Below is a set of records; print all of them exactly as written.
— start of Records —
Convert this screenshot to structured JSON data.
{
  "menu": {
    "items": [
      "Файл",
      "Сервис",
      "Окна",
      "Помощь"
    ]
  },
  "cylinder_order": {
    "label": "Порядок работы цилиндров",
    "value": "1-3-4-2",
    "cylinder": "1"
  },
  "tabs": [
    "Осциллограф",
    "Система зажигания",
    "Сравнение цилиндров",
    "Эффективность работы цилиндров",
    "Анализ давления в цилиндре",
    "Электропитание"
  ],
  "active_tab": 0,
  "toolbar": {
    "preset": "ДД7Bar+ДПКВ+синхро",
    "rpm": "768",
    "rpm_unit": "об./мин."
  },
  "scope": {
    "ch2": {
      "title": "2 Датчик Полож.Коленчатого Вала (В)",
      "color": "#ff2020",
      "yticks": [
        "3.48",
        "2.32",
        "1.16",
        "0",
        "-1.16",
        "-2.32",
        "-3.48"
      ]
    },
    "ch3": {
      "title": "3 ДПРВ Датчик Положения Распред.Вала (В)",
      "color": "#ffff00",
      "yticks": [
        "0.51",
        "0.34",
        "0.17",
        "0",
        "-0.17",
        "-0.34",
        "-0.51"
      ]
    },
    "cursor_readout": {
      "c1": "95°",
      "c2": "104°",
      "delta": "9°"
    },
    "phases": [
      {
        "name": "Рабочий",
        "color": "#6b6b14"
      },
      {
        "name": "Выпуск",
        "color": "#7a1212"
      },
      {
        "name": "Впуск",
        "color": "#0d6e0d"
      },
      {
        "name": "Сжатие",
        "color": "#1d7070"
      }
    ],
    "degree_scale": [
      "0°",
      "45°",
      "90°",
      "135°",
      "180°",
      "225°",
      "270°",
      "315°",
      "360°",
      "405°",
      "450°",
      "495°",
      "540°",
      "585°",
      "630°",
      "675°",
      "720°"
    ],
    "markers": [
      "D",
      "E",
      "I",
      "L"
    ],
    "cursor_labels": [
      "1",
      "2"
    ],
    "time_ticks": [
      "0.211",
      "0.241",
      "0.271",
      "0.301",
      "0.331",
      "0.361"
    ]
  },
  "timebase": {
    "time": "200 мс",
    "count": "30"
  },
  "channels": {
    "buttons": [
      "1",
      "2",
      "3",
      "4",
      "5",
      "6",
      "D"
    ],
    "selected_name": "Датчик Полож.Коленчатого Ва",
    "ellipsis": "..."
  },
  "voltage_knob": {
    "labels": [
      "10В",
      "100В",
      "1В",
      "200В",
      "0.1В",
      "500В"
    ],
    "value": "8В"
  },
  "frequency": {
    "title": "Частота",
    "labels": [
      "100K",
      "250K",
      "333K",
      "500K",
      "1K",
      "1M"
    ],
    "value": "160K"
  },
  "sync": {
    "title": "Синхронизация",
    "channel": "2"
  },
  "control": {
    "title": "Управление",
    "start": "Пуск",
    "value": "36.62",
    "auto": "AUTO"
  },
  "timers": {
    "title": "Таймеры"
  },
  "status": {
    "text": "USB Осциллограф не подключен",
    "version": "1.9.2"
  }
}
— end of Records —
Exercise answer -
Convert this screenshot to structured JSON data.
{
  "menu": {
    "items": [
      "Файл",
      "Сервис",
      "Окна",
      "Помощь"
    ]
  },
  "cylinder_order": {
    "label": "Порядок работы цилиндров",
    "value": "1-3-4-2",
    "cylinder": "1"
  },
  "tabs": [
    "Осциллограф",
    "Система зажигания",
    "Сравнение цилиндров",
    "Эффективность работы цилиндров",
    "Анализ давления в цилиндре",
    "Электропитание"
  ],
  "active_tab": 0,
  "toolbar": {
    "preset": "ДД7Bar+ДПКВ+синхро",
    "rpm": "768",
    "rpm_unit": "об./мин."
  },
  "scope": {
    "ch2": {
      "title": "2 Датчик Полож.Коленчатого Вала (В)",
      "color": "#ff2020",
      "yticks": [
        "3.48",
        "2.32",
        "1.16",
        "0",
        "-1.16",
        "-2.32",
        "-3.48"
      ]
    },
    "ch3": {
      "title": "3 ДПРВ Датчик Положения Распред.Вала (В)",
      "color": "#ffff00",
      "yticks": [
        "0.51",
        "0.34",
        "0.17",
        "0",
        "-0.17",
        "-0.34",
        "-0.51"
      ]
    },
    "cursor_readout": {
      "c1": "95°",
      "c2": "104°",
      "delta": "9°"
    },
    "phases": [
      {
        "name": "Рабочий",
        "color": "#6b6b14"
      },
      {
        "name": "Выпуск",
        "color": "#7a1212"
      },
      {
        "name": "Впуск",
        "color": "#0d6e0d"
      },
      {
        "name": "Сжатие",
        "color": "#1d7070"
      }
    ],
    "degree_scale": [
      "0°",
      "45°",
      "90°",
      "135°",
      "180°",
      "225°",
      "270°",
      "315°",
      "360°",
      "405°",
      "450°",
      "495°",
      "540°",
      "585°",
      "630°",
      "675°",
      "720°"
    ],
    "markers": [
      "D",
      "E",
      "I",
      "L"
    ],
    "cursor_labels": [
      "1",
      "2"
    ],
    "time_ticks": [
      "0.211",
      "0.241",
      "0.271",
      "0.301",
      "0.331",
      "0.361"
    ]
  },
  "timebase": {
    "time": "200 мс",
    "count": "30"
  },
  "channels": {
    "buttons": [
      "1",
      "2",
      "3",
      "4",
      "5",
      "6",
      "D"
    ],
    "selected_name": "Датчик Полож.Коленчатого Ва",
    "ellipsis": "..."
  },
  "voltage_knob": {
    "labels": [
      "10В",
      "100В",
      "1В",
      "200В",
      "0.1В",
      "500В"
    ],
    "value": "8В"
  },
  "frequency": {
    "title": "Частота",
    "labels": [
      "100K",
      "250K",
      "333K",
      "500K",
      "1K",
      "1M"
    ],
    "value": "160K"
  },
  "sync": {
    "title": "Синхронизация",
    "channel": "2"
  },
  "control": {
    "title": "Управление",
    "start": "Пуск",
    "value": "36.62",
    "auto": "AUTO"
  },
  "timers": {
    "title": "Таймеры"
  },
  "status": {
    "text": "USB Осциллограф не подключен",
    "version": "1.9.2"
  }
}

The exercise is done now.